Rows from a dataset
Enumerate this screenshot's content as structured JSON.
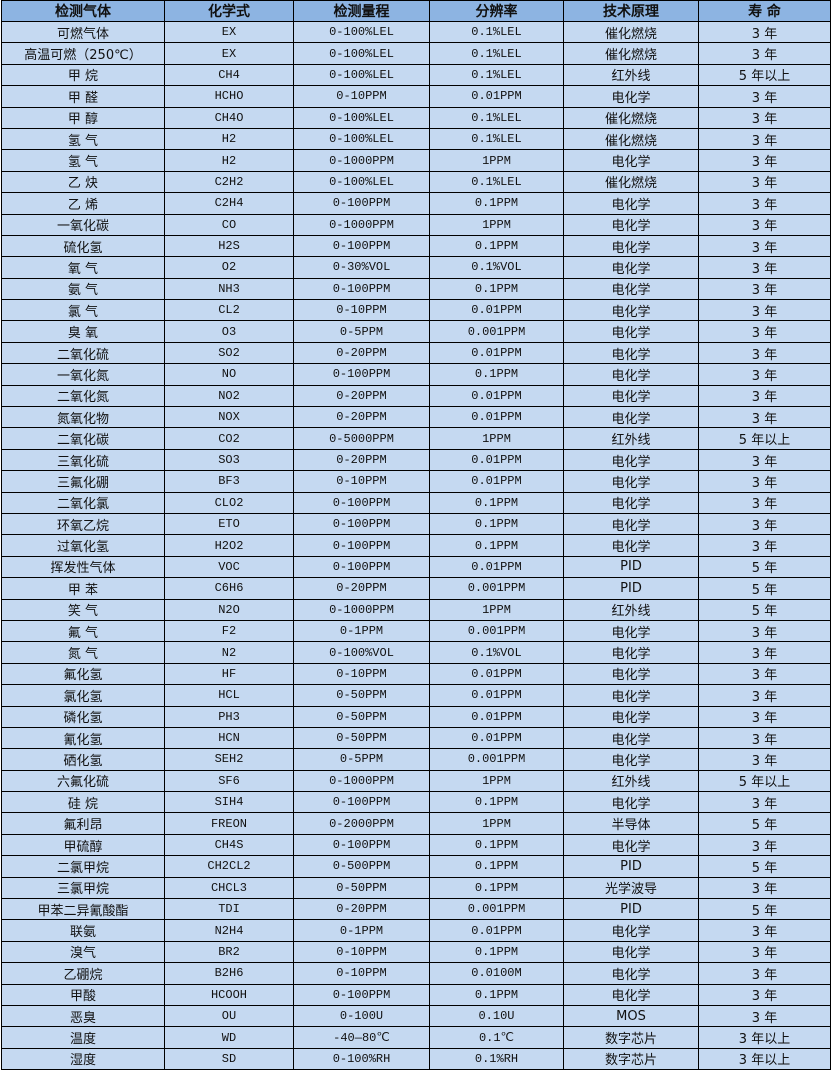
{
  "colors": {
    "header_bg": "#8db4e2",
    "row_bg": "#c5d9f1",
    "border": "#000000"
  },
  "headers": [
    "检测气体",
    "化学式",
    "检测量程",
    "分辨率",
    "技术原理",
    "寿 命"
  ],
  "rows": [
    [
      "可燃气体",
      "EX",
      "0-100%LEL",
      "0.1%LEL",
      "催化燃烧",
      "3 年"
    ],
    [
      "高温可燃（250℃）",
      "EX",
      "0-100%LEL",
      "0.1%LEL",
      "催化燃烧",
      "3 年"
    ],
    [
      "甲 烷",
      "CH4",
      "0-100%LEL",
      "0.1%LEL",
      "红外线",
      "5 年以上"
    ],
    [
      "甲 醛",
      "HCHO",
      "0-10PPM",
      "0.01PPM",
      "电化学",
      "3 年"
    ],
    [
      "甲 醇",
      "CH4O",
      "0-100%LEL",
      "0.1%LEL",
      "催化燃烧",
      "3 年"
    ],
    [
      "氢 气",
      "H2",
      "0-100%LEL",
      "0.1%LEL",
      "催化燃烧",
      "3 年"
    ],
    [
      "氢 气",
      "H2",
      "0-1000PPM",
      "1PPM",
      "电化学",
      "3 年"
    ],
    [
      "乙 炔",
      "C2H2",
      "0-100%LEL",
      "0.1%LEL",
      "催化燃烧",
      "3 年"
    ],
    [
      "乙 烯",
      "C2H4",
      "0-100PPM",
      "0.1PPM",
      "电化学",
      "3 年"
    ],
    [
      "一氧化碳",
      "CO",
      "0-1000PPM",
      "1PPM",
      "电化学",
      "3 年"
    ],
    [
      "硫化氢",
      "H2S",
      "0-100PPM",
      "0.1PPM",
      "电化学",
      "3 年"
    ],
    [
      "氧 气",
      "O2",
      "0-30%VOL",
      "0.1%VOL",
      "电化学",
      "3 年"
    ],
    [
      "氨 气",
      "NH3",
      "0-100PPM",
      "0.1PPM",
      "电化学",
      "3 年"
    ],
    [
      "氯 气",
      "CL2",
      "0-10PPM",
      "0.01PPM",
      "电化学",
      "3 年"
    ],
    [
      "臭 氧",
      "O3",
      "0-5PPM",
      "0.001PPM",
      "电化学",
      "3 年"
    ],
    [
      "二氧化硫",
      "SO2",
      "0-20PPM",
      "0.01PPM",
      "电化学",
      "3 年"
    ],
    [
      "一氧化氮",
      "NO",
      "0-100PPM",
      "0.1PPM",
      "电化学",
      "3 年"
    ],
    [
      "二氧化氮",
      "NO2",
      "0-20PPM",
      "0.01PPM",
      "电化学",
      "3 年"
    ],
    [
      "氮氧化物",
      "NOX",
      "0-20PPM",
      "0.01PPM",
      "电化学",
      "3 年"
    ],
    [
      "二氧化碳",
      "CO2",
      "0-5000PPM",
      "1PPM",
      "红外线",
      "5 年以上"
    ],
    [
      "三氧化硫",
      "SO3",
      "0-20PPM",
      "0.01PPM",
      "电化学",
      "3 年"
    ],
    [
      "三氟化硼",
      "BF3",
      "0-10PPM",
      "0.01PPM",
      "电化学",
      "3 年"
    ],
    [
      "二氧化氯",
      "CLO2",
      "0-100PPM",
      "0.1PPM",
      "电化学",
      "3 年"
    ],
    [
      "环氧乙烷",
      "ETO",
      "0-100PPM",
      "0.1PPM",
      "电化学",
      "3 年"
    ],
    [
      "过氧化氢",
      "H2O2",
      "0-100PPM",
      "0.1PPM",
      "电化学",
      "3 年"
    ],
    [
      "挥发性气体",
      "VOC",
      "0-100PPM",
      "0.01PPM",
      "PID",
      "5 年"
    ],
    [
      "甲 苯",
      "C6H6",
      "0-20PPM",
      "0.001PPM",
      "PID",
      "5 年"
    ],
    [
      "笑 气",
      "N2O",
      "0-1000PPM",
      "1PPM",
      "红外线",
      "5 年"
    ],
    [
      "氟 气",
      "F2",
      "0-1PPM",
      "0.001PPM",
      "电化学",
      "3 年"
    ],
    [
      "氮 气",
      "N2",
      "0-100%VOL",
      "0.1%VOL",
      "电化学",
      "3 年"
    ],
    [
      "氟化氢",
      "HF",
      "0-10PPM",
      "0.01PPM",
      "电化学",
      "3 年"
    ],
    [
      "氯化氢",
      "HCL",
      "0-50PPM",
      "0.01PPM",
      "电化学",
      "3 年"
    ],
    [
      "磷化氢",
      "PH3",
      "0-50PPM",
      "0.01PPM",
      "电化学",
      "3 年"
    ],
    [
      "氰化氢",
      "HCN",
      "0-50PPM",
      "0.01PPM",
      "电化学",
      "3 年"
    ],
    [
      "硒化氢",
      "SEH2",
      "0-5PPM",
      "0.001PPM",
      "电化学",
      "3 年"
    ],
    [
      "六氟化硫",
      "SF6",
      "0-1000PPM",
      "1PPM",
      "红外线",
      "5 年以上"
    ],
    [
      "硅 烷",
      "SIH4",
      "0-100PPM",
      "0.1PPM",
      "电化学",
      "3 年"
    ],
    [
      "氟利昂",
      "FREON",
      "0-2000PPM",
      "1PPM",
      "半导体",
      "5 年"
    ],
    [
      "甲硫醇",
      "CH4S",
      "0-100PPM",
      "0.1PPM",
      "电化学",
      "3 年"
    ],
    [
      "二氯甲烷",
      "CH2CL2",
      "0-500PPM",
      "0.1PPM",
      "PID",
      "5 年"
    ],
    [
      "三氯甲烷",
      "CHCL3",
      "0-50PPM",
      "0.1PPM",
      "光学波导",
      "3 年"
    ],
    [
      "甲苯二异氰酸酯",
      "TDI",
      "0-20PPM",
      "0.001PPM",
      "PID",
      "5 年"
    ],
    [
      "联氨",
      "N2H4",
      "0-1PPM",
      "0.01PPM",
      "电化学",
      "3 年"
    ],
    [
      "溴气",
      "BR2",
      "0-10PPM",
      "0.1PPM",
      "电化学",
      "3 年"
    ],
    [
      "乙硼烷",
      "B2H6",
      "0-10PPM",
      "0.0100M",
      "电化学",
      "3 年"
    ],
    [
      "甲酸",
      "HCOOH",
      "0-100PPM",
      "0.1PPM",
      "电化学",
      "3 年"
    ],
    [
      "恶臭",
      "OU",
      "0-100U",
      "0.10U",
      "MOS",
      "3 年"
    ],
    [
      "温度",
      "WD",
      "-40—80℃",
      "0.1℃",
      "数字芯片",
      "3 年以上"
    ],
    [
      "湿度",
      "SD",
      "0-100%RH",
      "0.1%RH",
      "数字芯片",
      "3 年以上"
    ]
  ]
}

--

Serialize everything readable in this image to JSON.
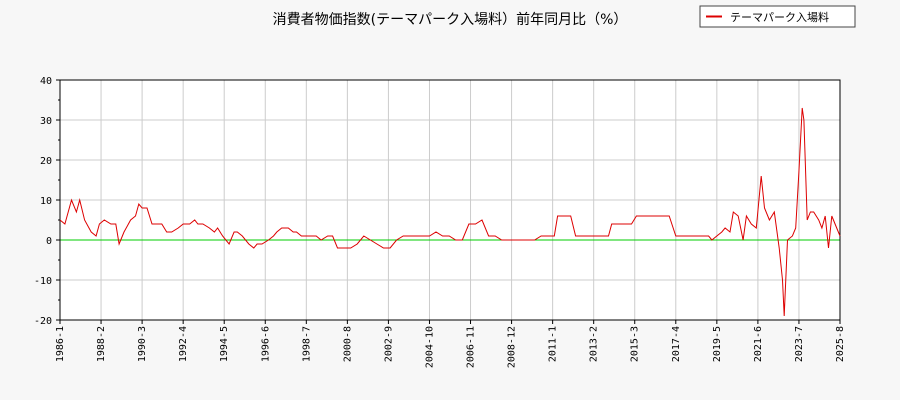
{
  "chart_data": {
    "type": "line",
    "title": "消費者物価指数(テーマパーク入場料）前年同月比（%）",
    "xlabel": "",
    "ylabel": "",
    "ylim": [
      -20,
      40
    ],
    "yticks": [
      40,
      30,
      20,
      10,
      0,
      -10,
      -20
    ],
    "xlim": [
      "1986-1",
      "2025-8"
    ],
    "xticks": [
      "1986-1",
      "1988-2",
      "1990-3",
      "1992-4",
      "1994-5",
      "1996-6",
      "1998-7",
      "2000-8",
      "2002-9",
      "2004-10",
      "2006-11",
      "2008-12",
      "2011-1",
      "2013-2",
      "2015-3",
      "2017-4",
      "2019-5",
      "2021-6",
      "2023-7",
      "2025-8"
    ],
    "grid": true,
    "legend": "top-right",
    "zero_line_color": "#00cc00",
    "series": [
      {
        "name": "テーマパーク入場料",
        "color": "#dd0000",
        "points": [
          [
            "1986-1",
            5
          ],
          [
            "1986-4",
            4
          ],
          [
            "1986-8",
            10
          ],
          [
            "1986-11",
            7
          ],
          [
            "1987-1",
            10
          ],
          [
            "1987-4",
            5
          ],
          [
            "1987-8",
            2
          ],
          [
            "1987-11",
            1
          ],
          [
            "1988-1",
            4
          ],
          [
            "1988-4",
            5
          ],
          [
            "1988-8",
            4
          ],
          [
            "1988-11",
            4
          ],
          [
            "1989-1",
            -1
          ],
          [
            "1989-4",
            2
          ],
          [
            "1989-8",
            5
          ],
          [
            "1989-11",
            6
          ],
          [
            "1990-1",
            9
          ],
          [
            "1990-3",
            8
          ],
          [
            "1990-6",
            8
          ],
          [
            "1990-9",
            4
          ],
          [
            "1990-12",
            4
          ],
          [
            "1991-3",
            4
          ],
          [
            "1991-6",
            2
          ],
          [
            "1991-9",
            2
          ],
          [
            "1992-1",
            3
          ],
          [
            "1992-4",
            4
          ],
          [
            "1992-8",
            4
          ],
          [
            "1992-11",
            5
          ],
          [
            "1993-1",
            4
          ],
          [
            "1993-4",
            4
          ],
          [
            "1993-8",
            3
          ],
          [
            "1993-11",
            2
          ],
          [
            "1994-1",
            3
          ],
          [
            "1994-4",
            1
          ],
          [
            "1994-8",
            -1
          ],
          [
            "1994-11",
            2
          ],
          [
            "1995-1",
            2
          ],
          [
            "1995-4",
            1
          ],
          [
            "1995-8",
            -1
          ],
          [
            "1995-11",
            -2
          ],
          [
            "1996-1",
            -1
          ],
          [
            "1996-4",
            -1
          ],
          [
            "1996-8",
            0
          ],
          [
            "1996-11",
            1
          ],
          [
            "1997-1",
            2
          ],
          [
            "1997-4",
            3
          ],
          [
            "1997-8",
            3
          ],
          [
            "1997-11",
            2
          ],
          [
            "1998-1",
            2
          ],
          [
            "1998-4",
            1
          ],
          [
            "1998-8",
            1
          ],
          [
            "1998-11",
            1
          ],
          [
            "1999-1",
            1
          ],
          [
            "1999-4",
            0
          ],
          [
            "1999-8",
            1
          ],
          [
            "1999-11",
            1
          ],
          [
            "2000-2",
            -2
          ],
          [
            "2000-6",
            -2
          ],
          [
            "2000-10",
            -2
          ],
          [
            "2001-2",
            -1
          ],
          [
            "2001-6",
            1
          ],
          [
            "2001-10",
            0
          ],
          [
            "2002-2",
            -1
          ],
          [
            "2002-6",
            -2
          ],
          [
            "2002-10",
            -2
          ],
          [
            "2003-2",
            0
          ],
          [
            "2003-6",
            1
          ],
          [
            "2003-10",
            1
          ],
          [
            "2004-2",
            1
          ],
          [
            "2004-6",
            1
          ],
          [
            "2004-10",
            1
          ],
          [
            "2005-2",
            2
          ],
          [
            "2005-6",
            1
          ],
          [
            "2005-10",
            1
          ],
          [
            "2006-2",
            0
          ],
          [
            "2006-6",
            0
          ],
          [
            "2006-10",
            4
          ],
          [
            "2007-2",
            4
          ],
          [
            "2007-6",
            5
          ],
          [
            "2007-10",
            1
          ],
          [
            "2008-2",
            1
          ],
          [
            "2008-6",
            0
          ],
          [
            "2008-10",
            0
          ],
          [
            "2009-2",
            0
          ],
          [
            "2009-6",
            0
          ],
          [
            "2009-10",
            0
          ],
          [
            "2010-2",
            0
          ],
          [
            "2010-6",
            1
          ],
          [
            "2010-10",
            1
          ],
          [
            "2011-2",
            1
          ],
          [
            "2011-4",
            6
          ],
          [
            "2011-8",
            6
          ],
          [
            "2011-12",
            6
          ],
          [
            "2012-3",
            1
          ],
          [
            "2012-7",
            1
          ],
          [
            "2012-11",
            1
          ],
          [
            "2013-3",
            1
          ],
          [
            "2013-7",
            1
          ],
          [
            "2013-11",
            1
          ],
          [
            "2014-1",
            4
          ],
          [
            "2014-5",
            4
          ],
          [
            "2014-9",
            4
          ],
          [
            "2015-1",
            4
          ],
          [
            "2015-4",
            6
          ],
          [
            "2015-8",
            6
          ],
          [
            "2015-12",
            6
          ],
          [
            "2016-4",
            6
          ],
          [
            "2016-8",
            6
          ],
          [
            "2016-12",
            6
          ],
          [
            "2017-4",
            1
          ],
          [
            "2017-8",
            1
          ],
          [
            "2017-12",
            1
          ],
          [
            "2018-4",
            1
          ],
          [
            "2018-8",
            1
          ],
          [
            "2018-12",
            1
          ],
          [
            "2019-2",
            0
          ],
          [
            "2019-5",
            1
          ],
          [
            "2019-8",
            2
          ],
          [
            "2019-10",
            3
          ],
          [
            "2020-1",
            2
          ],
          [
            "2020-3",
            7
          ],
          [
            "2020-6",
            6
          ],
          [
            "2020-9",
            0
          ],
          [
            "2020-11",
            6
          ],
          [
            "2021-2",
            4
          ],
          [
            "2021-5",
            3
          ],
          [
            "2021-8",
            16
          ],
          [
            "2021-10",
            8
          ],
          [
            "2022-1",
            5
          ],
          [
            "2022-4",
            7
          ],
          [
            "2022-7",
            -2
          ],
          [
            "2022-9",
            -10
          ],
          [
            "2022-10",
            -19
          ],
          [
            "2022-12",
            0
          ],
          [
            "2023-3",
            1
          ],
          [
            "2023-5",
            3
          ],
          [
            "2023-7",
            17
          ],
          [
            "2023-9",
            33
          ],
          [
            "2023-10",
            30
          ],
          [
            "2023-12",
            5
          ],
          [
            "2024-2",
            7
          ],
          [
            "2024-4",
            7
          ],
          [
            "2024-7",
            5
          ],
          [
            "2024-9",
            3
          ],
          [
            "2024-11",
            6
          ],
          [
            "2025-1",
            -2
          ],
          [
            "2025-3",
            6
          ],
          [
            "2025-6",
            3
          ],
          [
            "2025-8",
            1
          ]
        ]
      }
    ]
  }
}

* * *

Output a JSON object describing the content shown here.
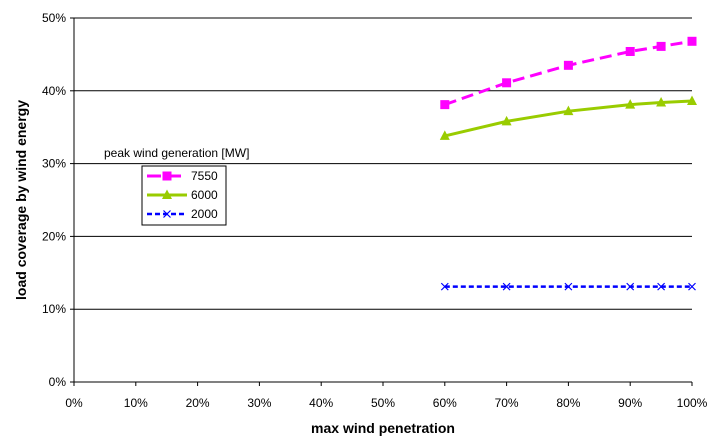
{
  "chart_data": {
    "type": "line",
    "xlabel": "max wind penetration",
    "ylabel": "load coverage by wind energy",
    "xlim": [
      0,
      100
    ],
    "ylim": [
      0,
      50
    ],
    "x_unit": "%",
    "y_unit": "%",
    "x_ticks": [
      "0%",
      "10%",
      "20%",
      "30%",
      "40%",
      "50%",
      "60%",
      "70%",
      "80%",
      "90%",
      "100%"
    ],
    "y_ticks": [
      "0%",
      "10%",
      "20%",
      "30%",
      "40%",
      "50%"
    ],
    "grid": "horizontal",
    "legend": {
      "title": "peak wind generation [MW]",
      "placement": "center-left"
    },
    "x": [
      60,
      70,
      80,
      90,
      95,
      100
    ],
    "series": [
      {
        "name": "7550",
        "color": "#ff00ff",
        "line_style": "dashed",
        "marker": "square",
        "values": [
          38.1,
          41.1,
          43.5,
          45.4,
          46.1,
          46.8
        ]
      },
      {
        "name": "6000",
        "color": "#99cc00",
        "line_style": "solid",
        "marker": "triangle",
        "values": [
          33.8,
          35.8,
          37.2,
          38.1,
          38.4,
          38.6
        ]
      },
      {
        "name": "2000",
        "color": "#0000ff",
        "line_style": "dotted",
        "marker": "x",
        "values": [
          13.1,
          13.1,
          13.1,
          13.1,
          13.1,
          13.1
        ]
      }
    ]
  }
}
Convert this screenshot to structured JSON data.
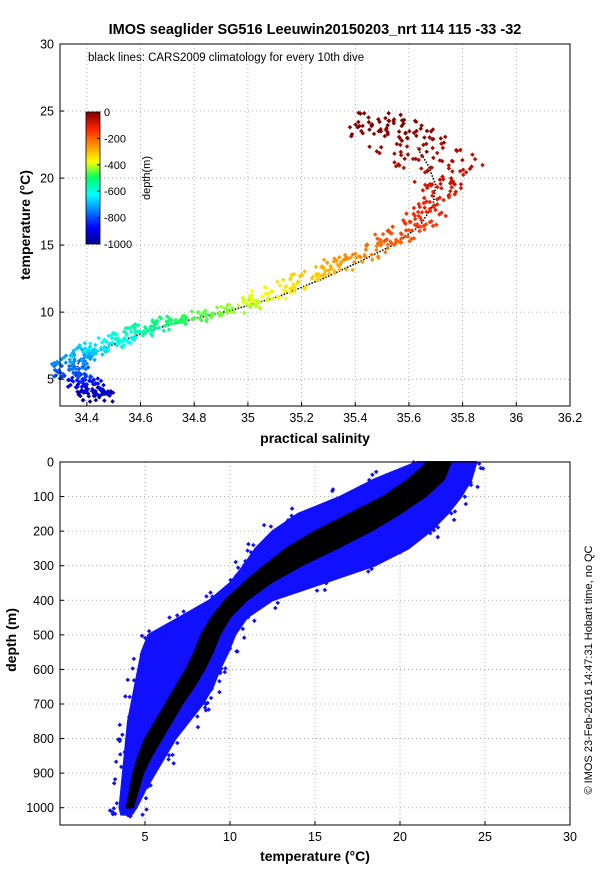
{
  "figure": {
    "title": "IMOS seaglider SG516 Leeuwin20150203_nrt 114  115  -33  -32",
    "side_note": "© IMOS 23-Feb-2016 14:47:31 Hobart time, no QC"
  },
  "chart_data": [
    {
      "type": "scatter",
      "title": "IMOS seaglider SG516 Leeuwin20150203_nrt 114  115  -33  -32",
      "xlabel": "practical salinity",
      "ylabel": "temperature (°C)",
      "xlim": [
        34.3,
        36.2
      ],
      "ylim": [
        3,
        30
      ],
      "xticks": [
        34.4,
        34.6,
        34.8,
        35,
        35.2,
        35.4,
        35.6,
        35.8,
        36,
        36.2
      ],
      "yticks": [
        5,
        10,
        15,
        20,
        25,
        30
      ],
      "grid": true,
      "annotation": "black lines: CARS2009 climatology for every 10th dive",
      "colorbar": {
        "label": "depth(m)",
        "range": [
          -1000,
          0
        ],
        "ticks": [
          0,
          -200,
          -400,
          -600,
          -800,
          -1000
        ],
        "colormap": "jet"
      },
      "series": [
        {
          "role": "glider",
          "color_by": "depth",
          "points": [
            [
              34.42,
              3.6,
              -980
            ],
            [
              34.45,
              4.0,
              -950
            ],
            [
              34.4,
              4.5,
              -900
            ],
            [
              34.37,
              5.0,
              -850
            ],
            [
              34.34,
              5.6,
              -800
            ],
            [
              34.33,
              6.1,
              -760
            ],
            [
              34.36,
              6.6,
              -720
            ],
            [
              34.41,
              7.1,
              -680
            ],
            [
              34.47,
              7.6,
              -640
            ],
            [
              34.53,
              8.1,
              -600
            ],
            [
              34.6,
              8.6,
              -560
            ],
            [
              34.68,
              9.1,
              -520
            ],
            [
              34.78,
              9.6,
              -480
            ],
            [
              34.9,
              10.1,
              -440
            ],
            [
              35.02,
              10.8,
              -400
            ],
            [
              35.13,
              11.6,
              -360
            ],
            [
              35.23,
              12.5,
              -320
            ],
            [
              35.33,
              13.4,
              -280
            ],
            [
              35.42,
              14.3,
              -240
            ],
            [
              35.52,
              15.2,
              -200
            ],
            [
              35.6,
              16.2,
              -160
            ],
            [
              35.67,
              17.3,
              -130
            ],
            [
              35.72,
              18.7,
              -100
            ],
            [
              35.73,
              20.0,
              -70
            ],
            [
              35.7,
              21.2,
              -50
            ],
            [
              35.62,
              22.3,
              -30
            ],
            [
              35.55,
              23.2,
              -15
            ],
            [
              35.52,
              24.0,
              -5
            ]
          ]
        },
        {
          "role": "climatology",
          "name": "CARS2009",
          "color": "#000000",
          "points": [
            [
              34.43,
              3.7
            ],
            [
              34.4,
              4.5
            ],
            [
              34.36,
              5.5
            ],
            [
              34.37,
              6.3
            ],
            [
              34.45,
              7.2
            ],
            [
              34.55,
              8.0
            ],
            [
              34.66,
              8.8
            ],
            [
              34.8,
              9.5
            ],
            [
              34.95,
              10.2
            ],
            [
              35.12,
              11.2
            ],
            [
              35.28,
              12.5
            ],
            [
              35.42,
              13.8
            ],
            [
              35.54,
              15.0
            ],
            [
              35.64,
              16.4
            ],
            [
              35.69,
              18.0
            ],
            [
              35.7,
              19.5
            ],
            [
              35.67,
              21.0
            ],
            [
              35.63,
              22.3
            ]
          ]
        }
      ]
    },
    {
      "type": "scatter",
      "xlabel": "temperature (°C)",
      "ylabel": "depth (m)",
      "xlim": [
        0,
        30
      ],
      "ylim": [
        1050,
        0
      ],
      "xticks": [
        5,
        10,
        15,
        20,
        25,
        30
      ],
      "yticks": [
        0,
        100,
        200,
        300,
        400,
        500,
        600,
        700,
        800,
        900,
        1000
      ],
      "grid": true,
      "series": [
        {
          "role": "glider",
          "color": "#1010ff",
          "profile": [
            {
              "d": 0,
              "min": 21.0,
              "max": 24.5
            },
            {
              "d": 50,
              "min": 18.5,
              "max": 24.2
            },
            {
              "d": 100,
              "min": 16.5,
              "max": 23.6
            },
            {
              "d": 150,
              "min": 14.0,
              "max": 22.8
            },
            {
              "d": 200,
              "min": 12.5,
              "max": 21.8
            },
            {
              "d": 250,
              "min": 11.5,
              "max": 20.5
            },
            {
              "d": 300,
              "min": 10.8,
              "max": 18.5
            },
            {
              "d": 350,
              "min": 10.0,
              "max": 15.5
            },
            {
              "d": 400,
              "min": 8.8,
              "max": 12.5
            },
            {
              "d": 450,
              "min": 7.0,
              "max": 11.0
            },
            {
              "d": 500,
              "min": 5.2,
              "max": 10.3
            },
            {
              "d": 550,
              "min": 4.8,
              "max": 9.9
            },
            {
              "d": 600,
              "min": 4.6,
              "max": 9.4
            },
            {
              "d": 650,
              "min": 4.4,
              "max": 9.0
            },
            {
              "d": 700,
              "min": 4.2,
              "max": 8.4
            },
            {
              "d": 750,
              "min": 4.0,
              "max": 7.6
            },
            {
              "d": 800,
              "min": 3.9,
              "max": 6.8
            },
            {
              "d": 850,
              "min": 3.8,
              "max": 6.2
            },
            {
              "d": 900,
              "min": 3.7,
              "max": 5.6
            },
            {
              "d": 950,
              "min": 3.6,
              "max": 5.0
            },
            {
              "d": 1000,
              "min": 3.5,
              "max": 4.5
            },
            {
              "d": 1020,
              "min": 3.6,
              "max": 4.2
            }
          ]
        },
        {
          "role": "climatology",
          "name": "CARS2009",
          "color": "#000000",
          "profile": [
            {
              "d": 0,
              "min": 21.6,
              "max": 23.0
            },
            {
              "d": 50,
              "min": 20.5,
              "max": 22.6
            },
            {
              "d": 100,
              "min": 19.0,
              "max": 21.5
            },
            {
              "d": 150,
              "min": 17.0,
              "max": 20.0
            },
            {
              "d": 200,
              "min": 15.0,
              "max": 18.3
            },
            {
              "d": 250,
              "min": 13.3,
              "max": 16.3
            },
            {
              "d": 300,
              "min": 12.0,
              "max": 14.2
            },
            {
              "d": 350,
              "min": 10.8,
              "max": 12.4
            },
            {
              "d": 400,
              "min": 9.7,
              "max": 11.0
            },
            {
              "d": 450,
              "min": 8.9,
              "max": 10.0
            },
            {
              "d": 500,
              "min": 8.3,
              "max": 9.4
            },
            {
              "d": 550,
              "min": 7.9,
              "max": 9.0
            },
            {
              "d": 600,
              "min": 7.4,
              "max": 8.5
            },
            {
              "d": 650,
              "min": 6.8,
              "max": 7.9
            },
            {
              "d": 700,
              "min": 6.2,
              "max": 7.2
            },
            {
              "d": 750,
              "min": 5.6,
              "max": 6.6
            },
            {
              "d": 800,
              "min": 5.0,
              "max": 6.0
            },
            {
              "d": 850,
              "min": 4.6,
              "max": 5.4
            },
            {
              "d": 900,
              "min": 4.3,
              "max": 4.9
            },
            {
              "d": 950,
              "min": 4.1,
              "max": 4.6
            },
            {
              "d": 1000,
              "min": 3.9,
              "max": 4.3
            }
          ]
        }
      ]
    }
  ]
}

- [Given exercise] Look over the listing above. Pick out and copy every line that includes "xlabel".

- [Solution for this problem]
    "xlabel": "",
    "xlabel": "max wind penetration",
      "xlabel": "practical salinity",
      "xlabel": "temperature (°C)",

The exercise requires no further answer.